#### GOAL OF THE EXERCISE:
Lines containing the string "this" are to be collected in full.

#### SUPPLIED INFORMATION:
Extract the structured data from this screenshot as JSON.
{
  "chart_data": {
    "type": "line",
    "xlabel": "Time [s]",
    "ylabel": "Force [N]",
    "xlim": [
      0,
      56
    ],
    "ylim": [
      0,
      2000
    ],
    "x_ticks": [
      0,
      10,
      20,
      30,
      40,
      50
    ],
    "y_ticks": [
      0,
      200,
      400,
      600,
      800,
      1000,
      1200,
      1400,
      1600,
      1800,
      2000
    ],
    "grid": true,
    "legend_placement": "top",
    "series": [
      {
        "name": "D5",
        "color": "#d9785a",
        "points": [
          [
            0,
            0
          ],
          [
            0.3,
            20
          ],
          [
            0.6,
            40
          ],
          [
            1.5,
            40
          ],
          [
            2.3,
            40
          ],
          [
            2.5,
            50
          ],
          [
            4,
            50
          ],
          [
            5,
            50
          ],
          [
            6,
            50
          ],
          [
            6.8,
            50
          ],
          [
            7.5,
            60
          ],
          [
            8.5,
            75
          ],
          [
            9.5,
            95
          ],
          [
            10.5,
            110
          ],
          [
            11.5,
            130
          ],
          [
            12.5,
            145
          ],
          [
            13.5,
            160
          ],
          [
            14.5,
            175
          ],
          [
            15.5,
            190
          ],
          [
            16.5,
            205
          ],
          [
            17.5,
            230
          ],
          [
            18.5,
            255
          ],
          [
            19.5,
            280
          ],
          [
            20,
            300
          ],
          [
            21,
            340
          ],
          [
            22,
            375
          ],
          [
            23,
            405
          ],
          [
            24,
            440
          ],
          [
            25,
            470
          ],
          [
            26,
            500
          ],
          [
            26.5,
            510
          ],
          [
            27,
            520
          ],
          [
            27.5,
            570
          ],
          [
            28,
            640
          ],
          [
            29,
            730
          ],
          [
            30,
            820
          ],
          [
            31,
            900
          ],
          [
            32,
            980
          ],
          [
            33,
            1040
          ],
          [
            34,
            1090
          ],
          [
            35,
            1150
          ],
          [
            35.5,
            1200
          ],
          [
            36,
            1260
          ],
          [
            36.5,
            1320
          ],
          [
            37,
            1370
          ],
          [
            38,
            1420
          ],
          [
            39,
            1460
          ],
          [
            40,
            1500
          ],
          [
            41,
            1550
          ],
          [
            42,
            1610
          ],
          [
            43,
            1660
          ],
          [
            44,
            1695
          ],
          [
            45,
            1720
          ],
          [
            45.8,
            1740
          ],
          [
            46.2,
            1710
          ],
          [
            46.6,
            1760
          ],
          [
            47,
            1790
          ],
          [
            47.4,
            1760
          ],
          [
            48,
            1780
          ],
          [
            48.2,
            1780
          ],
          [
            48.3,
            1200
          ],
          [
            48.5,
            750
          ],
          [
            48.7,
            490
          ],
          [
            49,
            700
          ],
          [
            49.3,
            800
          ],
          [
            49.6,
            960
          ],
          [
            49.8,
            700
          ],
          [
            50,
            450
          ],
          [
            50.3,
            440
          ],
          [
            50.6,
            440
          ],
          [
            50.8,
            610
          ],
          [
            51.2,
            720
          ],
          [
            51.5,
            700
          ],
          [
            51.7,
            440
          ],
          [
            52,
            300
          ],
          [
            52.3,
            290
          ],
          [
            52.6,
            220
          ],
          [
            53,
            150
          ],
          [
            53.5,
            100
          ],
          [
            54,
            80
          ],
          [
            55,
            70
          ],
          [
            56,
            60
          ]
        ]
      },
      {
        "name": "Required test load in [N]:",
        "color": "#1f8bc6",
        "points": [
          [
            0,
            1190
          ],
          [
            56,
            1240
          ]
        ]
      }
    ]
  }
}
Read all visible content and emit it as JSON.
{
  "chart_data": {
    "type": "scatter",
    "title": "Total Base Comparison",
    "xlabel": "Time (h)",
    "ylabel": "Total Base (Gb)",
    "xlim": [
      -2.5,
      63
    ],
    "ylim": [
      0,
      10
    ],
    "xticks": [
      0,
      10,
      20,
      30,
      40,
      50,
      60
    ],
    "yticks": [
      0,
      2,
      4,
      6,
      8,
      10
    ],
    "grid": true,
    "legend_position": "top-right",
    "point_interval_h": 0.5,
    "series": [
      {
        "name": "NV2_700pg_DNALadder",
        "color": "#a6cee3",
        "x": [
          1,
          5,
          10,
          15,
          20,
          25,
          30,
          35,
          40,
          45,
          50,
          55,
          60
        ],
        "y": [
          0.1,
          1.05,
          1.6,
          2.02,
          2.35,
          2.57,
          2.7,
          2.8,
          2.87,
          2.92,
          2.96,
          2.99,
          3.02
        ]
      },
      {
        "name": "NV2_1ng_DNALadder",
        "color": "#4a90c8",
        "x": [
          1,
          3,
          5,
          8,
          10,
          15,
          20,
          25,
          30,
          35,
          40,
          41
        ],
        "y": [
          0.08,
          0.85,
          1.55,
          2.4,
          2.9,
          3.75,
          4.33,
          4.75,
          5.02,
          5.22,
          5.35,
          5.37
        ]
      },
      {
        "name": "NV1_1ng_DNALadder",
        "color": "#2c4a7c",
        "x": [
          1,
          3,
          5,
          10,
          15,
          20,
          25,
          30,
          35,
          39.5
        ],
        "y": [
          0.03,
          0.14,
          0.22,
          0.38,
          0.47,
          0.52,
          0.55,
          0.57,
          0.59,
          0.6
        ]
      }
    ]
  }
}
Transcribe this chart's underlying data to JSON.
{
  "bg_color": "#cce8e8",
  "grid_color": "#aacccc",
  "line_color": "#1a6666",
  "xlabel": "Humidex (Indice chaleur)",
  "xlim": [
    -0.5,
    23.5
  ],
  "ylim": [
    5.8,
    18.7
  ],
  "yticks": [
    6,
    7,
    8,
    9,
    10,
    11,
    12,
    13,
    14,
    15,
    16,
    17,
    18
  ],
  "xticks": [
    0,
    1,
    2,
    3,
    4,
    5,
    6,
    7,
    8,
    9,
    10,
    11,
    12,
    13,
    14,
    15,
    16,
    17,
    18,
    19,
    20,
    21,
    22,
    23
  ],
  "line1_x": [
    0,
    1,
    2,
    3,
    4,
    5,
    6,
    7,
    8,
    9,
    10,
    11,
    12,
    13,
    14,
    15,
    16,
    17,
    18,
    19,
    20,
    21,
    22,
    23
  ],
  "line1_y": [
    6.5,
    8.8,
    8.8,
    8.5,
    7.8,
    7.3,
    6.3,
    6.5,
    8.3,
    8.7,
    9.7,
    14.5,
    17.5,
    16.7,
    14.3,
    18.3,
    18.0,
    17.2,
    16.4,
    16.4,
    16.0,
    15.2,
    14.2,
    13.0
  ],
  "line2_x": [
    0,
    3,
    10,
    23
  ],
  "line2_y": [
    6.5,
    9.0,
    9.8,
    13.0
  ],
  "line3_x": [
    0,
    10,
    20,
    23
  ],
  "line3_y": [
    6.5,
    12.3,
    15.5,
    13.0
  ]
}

#### FULL RESPONSE:
Extract the structured data from this screenshot as JSON.
Transcribe this chart's underlying data to JSON.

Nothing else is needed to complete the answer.